• [What to work on] Copy out all the entries exactly.

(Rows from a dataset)
_ _ _ _ _

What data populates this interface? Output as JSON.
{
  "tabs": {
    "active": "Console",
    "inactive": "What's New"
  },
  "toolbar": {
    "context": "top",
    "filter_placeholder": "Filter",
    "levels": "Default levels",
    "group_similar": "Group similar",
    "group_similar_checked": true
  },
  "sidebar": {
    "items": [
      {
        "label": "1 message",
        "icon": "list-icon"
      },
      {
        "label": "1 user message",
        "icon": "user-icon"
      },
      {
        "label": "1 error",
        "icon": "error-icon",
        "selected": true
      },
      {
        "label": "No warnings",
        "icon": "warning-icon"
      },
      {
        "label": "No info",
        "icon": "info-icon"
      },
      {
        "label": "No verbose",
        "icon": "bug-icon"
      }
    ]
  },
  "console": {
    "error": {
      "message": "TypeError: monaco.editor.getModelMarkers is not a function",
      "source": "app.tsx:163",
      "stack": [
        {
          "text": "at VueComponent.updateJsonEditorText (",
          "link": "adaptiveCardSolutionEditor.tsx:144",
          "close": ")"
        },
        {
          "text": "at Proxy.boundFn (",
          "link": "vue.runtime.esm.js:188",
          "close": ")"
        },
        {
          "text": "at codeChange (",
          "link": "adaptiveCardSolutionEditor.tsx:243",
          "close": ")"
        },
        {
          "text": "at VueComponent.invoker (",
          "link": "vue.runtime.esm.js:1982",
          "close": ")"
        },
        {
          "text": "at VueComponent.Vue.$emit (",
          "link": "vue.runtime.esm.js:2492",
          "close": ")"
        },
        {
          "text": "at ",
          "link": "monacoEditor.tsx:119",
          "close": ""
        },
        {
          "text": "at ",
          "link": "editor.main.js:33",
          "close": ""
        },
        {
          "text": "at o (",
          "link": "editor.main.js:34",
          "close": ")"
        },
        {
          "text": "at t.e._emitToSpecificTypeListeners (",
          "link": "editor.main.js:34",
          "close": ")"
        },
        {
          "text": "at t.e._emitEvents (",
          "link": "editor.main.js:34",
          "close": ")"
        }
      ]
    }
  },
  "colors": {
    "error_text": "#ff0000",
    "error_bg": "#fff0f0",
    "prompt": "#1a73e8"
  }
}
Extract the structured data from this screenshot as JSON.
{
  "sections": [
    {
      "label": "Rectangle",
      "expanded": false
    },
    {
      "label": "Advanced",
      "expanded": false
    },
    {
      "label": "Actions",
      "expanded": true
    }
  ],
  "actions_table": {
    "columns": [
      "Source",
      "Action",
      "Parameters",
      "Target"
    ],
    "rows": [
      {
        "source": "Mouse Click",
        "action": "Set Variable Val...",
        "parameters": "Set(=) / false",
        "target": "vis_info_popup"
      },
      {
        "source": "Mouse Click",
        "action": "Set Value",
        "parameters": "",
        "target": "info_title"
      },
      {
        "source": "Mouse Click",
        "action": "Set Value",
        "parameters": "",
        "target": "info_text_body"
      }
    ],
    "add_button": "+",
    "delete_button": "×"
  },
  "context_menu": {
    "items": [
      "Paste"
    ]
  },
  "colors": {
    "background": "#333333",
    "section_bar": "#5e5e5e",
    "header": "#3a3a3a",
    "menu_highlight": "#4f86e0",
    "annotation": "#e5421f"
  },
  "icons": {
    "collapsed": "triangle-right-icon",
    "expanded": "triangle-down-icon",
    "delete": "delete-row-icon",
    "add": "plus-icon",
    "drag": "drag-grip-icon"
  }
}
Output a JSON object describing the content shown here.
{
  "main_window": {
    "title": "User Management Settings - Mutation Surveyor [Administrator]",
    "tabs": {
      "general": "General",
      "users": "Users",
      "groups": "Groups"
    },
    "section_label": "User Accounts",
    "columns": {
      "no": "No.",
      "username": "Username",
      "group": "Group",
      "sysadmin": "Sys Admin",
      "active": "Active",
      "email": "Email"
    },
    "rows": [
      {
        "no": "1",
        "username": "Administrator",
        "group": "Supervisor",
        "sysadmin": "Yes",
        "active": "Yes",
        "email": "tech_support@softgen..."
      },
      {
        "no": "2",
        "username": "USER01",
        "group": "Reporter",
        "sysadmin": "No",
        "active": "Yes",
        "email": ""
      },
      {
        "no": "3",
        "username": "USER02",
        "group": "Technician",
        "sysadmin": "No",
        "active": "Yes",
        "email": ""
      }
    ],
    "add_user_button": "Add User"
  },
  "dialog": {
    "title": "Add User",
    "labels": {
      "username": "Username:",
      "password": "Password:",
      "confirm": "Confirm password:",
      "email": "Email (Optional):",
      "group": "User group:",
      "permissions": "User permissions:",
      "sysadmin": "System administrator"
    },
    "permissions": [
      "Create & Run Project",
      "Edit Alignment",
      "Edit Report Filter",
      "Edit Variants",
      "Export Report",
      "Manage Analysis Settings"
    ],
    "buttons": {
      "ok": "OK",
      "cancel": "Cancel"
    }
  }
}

_ _ _ _ _

• [Output of the exercise]
What data populates this interface? Output as JSON.
{
  "tabs": {
    "active": "Console",
    "inactive": "What's New"
  },
  "toolbar": {
    "context": "top",
    "filter_placeholder": "Filter",
    "levels": "Default levels",
    "group_similar": "Group similar",
    "group_similar_checked": true
  },
  "sidebar": {
    "items": [
      {
        "label": "1 message",
        "icon": "list-icon"
      },
      {
        "label": "1 user message",
        "icon": "user-icon"
      },
      {
        "label": "1 error",
        "icon": "error-icon",
        "selected": true
      },
      {
        "label": "No warnings",
        "icon": "warning-icon"
      },
      {
        "label": "No info",
        "icon": "info-icon"
      },
      {
        "label": "No verbose",
        "icon": "bug-icon"
      }
    ]
  },
  "console": {
    "error": {
      "message": "TypeError: monaco.editor.getModelMarkers is not a function",
      "source": "app.tsx:163",
      "stack": [
        {
          "text": "at VueComponent.updateJsonEditorText (",
          "link": "adaptiveCardSolutionEditor.tsx:144",
          "close": ")"
        },
        {
          "text": "at Proxy.boundFn (",
          "link": "vue.runtime.esm.js:188",
          "close": ")"
        },
        {
          "text": "at codeChange (",
          "link": "adaptiveCardSolutionEditor.tsx:243",
          "close": ")"
        },
        {
          "text": "at VueComponent.invoker (",
          "link": "vue.runtime.esm.js:1982",
          "close": ")"
        },
        {
          "text": "at VueComponent.Vue.$emit (",
          "link": "vue.runtime.esm.js:2492",
          "close": ")"
        },
        {
          "text": "at ",
          "link": "monacoEditor.tsx:119",
          "close": ""
        },
        {
          "text": "at ",
          "link": "editor.main.js:33",
          "close": ""
        },
        {
          "text": "at o (",
          "link": "editor.main.js:34",
          "close": ")"
        },
        {
          "text": "at t.e._emitToSpecificTypeListeners (",
          "link": "editor.main.js:34",
          "close": ")"
        },
        {
          "text": "at t.e._emitEvents (",
          "link": "editor.main.js:34",
          "close": ")"
        }
      ]
    }
  },
  "colors": {
    "error_text": "#ff0000",
    "error_bg": "#fff0f0",
    "prompt": "#1a73e8"
  }
}
Extract the structured data from this screenshot as JSON.
{
  "sections": [
    {
      "label": "Rectangle",
      "expanded": false
    },
    {
      "label": "Advanced",
      "expanded": false
    },
    {
      "label": "Actions",
      "expanded": true
    }
  ],
  "actions_table": {
    "columns": [
      "Source",
      "Action",
      "Parameters",
      "Target"
    ],
    "rows": [
      {
        "source": "Mouse Click",
        "action": "Set Variable Val...",
        "parameters": "Set(=) / false",
        "target": "vis_info_popup"
      },
      {
        "source": "Mouse Click",
        "action": "Set Value",
        "parameters": "",
        "target": "info_title"
      },
      {
        "source": "Mouse Click",
        "action": "Set Value",
        "parameters": "",
        "target": "info_text_body"
      }
    ],
    "add_button": "+",
    "delete_button": "×"
  },
  "context_menu": {
    "items": [
      "Paste"
    ]
  },
  "colors": {
    "background": "#333333",
    "section_bar": "#5e5e5e",
    "header": "#3a3a3a",
    "menu_highlight": "#4f86e0",
    "annotation": "#e5421f"
  },
  "icons": {
    "collapsed": "triangle-right-icon",
    "expanded": "triangle-down-icon",
    "delete": "delete-row-icon",
    "add": "plus-icon",
    "drag": "drag-grip-icon"
  }
}
Output a JSON object describing the content shown here.
{
  "main_window": {
    "title": "User Management Settings - Mutation Surveyor [Administrator]",
    "tabs": {
      "general": "General",
      "users": "Users",
      "groups": "Groups"
    },
    "section_label": "User Accounts",
    "columns": {
      "no": "No.",
      "username": "Username",
      "group": "Group",
      "sysadmin": "Sys Admin",
      "active": "Active",
      "email": "Email"
    },
    "rows": [
      {
        "no": "1",
        "username": "Administrator",
        "group": "Supervisor",
        "sysadmin": "Yes",
        "active": "Yes",
        "email": "tech_support@softgen..."
      },
      {
        "no": "2",
        "username": "USER01",
        "group": "Reporter",
        "sysadmin": "No",
        "active": "Yes",
        "email": ""
      },
      {
        "no": "3",
        "username": "USER02",
        "group": "Technician",
        "sysadmin": "No",
        "active": "Yes",
        "email": ""
      }
    ],
    "add_user_button": "Add User"
  },
  "dialog": {
    "title": "Add User",
    "labels": {
      "username": "Username:",
      "password": "Password:",
      "confirm": "Confirm password:",
      "email": "Email (Optional):",
      "group": "User group:",
      "permissions": "User permissions:",
      "sysadmin": "System administrator"
    },
    "permissions": [
      "Create & Run Project",
      "Edit Alignment",
      "Edit Report Filter",
      "Edit Variants",
      "Export Report",
      "Manage Analysis Settings"
    ],
    "buttons": {
      "ok": "OK",
      "cancel": "Cancel"
    }
  }
}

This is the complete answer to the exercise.